▼

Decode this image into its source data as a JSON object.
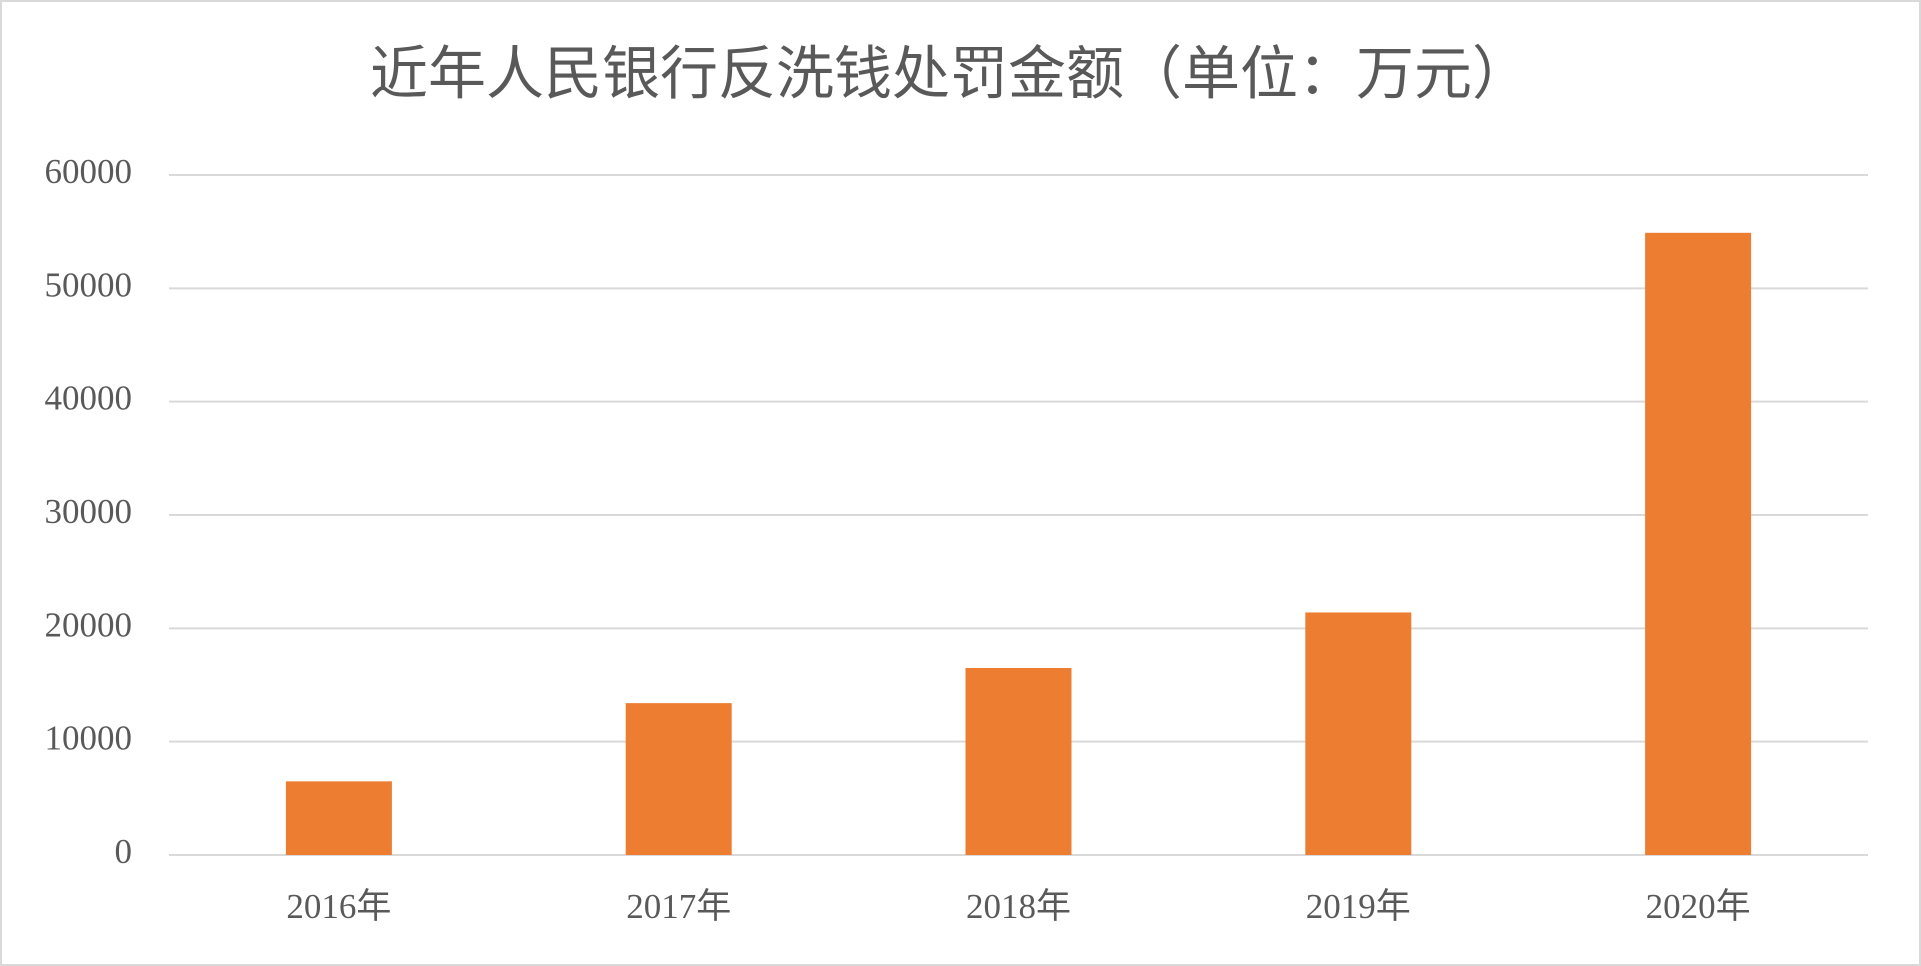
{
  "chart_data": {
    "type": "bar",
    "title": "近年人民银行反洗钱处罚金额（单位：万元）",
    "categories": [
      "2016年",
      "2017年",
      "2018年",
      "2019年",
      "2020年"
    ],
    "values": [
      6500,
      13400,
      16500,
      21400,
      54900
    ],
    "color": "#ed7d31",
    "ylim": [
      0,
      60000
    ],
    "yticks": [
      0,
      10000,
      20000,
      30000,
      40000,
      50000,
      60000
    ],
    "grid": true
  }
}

▲
▼

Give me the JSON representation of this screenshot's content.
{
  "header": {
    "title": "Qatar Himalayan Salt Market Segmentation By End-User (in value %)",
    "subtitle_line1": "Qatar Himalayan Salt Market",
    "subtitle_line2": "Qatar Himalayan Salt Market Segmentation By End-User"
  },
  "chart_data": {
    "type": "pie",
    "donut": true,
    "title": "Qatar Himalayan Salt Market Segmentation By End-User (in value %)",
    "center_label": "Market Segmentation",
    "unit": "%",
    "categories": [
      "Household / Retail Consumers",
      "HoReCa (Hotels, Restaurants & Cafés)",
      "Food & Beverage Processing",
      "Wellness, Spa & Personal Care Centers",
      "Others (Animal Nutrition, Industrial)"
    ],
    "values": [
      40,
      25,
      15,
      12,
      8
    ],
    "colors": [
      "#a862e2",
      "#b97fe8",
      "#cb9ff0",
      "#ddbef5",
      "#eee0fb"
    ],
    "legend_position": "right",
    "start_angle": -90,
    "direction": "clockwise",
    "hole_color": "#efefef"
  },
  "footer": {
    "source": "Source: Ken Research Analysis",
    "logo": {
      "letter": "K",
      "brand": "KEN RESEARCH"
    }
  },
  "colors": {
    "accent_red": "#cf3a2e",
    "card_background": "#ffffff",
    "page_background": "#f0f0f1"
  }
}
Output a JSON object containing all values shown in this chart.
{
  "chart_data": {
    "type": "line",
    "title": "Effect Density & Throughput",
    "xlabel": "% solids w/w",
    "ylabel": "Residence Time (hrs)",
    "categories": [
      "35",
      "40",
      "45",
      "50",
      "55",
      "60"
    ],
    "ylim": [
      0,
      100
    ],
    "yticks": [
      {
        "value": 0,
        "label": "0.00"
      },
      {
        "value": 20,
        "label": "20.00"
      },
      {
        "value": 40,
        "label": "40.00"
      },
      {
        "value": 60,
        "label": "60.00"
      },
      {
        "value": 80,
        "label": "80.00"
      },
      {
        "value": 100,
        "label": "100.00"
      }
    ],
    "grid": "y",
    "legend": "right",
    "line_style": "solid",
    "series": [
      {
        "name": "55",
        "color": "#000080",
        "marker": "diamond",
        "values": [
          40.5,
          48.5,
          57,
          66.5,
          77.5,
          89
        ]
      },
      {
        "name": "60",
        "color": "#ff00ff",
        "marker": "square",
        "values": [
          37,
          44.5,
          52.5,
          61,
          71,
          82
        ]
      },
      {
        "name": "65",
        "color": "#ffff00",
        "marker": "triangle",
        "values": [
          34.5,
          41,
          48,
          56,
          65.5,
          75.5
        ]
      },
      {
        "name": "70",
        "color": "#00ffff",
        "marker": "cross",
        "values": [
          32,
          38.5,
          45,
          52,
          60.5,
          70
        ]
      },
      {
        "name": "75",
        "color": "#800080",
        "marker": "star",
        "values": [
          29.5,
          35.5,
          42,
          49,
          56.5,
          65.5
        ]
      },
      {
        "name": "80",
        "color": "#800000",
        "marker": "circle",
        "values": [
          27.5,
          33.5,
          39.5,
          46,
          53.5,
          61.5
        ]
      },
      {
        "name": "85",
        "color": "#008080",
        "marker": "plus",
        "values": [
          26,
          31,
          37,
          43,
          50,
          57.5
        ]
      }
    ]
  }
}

▲

=== Exercise details ===
Some lines of the data above may hold the word "name"; report how many do, and nothing else.

=== Exercise answer ===
7